Required work:
Copy every line from the data below in which the string "Violet" can be found.
--- Start Data entries ---
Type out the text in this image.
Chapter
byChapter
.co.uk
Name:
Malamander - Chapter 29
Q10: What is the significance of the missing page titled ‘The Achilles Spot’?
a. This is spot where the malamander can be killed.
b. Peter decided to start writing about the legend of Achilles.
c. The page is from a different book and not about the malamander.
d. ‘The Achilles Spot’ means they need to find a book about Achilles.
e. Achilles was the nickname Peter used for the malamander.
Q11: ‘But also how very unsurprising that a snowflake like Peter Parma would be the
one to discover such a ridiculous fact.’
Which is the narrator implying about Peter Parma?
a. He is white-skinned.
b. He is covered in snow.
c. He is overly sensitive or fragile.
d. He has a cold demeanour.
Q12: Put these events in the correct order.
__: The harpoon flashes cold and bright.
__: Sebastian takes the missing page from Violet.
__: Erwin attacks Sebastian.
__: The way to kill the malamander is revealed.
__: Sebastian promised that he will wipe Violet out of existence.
--- End Data entries ---
Answer to this exercise:
__: Sebastian takes the missing page from Violet.
__: Sebastian promised that he will wipe Violet out of existence.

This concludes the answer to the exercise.